* [TASK]
Reproduce the portion of the Ted Cruz news article beginning with "Donald Trump won" and ending with "to be shrinking.".

* [DOCUMENT PASSAGE]
BEGIN
U.S. Sen. Ted Cruz, R-Texas, speaks at a RedState Gathering at the Renaissance Worthington Hotel in Fort Worth, Texas, on August 8, 2014. Cruz said Thursday he does not expect a primary challenger in 2018.
U.S. Sen. Ted Cruz, R-Texas, speaks at a RedState Gathering at the Renaissance Worthington Hotel in Fort Worth, Texas, on August 8, 2014. Cruz said Thursday he does not expect a primary challenger in 2018. Fort Worth Star-Telegram

Texas Sen. Ted Cruz spent his first four years in the Senate making enemies — even among fellow Republicans — but he said Thursday that he didn’t expect a primary challenge in 2018.

“I don’t see anyone who’s likely to run,” Cruz said in an interview with conservative radio host Hugh Hewitt, adding “at this point I don’t expect” a Republican primary opponent.

In October, The Texas Tribune reported that former Texas Gov. Rick Perry had encouraged Republican Rep. Michael McCaul to challenge Cruz in the primary. But a lot has changed since October.

Donald Trump won the election, putting Cruz’s presidential aspirations on hold. Perry was tapped as Trump’s energy secretary nominee and McCaul was considered as Trump’s secretary of homeland security.

The field of Texas Republicans with statewide clout who could challenge Cruz appears to be shrinking.

In a wide-ranging interview with Hewitt, Cruz also addressed WikiLeaks founder Julian Assange, saying he “did enormous damage to the United States.”

Trump appeared to support Assange’s assertion that Russians had not given the WikiLeaks founder the information that led to thousands of emails from Hillary Clinton campaign chief John Podesta being released.

Trump also agreed with Assange that U.S. media coverage is “very dishonest.”

But Cruz said Thursday morning that he couldn’t imagine saying anything good about Assange.

Cruz, a vehement opponent of the Obama administration’s stance on Israel, continued to disparage a recent United Nations resolution condemning Israeli settlements that the United States allowed to pass.

“There’s a reason Obama did this after the election, because he didn’t want the American people to hold him accountable,” Cruz said in a radio interview with Larry O’Connor on Wednesday. “The Obama administration orchestrated the United Nations moving against Israel and adopting a rabidly anti-Israel resolution.”
END
Extracted data entries
BEGIN
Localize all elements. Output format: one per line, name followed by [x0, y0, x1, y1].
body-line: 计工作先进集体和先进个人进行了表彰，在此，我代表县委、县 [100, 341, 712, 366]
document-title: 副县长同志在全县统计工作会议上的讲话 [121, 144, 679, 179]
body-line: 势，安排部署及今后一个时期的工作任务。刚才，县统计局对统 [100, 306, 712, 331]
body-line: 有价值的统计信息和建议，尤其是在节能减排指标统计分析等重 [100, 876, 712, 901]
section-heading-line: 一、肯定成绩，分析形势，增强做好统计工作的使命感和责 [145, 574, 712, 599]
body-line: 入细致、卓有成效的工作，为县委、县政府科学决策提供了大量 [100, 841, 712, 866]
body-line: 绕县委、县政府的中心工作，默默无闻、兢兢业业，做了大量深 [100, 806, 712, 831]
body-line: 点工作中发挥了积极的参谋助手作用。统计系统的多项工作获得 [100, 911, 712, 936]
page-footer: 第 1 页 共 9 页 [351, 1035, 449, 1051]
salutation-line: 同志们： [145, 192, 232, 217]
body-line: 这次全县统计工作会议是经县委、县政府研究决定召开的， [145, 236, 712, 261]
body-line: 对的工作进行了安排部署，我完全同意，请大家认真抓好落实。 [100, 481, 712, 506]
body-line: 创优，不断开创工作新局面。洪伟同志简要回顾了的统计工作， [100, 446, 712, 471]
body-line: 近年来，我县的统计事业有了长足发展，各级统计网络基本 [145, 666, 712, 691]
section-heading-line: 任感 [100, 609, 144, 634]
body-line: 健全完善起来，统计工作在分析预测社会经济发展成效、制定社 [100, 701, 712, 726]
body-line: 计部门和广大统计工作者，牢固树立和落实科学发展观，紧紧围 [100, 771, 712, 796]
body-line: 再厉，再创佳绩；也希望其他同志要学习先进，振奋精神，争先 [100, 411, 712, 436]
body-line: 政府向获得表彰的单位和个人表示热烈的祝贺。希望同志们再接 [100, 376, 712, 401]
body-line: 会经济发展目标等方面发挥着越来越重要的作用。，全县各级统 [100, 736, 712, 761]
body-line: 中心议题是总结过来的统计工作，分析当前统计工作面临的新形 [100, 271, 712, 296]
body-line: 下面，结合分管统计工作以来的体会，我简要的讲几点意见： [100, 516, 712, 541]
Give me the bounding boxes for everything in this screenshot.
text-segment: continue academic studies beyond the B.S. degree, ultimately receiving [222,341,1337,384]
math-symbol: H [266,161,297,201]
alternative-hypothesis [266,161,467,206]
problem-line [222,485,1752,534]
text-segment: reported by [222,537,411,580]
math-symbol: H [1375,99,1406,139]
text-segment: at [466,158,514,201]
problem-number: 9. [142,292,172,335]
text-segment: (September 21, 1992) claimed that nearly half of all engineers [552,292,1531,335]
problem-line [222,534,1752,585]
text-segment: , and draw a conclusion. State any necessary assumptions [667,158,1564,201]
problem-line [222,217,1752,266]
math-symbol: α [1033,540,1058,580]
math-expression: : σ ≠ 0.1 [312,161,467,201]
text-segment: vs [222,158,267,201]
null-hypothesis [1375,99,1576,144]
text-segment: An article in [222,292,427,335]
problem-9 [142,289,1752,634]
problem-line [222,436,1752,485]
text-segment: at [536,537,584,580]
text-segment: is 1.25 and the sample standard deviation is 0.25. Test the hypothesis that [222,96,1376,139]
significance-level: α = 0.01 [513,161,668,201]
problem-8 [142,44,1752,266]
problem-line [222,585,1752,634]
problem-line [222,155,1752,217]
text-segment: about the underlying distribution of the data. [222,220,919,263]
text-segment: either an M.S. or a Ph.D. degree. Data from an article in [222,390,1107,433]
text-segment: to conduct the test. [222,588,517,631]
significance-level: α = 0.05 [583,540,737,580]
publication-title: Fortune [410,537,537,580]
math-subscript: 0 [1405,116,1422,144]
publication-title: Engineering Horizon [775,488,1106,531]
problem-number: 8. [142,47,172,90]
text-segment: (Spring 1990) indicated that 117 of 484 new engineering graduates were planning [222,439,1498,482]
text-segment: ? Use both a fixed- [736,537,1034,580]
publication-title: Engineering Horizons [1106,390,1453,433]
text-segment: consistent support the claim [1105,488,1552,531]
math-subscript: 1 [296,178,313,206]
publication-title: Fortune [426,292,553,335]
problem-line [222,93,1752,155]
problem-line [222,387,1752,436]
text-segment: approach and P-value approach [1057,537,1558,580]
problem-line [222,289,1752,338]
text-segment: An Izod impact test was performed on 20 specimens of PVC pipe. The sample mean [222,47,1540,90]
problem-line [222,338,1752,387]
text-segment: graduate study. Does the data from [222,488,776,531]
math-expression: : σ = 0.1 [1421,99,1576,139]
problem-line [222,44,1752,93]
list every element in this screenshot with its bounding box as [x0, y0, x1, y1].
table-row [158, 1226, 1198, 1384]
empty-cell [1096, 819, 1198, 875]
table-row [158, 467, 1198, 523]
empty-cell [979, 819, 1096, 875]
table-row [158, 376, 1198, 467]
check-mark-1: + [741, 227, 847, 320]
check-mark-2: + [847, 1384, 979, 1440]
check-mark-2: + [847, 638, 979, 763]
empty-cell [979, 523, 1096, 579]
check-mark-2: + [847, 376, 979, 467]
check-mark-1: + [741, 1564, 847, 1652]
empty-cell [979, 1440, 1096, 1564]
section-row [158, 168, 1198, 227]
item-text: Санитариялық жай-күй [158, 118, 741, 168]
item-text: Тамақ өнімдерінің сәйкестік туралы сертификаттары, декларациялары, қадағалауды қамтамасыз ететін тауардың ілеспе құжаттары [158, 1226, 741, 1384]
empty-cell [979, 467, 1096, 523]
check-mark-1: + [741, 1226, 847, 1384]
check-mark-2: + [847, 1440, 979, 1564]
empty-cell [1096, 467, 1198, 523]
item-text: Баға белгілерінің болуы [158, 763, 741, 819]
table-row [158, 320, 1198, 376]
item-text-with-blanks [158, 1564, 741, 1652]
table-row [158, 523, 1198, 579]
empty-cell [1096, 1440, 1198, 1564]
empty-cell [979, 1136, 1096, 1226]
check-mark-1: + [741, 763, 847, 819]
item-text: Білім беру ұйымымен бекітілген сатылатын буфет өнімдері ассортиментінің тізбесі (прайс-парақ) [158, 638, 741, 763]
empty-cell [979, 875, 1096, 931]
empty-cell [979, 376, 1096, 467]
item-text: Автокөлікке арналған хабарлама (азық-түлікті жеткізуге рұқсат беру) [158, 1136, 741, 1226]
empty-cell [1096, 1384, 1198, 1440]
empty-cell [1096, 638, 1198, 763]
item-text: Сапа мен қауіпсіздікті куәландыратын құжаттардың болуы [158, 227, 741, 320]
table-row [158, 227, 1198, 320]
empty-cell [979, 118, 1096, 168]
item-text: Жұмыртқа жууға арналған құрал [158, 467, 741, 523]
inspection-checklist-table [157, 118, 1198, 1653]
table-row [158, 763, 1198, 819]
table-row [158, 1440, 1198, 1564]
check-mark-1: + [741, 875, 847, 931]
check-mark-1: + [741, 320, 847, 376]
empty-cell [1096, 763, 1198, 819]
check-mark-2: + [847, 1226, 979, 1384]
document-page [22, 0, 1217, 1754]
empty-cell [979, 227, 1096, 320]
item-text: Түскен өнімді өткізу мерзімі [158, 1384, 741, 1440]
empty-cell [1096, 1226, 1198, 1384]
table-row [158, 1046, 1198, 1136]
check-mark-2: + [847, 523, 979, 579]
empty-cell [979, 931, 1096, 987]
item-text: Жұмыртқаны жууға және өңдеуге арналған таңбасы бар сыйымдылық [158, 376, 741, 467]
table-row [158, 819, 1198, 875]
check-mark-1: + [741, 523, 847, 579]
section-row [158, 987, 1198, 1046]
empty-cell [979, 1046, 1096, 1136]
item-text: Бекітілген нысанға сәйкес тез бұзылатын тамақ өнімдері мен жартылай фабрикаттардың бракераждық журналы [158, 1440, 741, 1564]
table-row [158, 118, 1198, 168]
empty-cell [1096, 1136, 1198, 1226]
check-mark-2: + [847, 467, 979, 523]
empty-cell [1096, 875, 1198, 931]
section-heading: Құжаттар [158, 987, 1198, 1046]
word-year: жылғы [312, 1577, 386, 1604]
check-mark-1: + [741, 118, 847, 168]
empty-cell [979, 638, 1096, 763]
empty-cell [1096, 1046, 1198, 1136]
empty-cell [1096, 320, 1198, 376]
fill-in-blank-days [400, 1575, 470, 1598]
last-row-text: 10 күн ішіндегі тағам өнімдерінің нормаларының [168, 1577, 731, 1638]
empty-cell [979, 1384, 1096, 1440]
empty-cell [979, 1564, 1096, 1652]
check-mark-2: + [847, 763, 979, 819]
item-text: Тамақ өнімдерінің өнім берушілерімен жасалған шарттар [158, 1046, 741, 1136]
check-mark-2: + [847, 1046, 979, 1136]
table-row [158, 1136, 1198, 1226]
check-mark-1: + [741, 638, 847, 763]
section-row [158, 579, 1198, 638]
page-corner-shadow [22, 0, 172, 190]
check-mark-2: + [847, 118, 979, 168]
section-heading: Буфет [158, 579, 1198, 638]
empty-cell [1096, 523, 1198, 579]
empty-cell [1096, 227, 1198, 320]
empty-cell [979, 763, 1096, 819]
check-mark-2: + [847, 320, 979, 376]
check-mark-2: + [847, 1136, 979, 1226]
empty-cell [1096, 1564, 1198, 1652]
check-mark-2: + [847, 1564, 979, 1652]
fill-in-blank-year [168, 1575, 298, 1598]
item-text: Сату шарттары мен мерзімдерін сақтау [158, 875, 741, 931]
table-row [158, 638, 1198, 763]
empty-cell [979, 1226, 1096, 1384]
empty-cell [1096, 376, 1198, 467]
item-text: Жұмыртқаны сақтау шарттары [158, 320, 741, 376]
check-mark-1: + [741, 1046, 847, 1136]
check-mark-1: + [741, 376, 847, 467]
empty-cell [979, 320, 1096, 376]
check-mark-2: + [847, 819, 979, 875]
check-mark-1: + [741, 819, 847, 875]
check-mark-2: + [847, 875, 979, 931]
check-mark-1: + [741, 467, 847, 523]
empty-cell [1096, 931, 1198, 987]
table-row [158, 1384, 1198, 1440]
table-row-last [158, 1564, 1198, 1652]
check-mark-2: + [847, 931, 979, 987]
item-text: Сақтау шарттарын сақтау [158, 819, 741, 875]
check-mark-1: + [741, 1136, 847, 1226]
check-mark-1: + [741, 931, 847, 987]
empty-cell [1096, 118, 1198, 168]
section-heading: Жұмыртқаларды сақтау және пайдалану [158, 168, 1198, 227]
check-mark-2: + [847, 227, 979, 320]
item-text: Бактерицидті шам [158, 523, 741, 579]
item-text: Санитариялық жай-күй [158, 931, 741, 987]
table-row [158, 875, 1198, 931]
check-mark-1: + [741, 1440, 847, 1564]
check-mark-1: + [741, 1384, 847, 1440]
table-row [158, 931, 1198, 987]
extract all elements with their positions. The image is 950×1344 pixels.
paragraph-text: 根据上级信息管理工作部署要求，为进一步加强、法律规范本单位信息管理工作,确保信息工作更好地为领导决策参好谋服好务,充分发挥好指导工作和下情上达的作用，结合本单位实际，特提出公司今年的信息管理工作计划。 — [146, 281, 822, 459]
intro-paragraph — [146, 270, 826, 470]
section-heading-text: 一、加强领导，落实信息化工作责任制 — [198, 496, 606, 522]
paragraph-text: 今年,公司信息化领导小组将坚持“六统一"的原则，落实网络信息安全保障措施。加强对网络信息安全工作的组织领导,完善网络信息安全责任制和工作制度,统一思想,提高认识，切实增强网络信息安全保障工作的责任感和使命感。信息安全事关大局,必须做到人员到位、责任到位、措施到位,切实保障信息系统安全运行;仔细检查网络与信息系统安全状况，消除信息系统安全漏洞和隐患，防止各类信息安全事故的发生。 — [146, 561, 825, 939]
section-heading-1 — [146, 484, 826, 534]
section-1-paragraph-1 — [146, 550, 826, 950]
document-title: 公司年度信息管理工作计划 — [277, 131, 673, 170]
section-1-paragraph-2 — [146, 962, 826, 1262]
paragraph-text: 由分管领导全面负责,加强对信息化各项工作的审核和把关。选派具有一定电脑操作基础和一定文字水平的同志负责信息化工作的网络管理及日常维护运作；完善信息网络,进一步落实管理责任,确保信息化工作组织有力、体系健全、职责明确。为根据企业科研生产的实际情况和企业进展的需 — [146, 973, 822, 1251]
END
* [EXERCISE ANSWER]
Donald Trump won the election, putting Cruz’s presidential aspirations on hold. Perry was tapped as Trump’s energy secretary nominee and McCaul was considered as Trump’s secretary of homeland security.

The field of Texas Republicans with statewide clout who could challenge Cruz appears to be shrinking.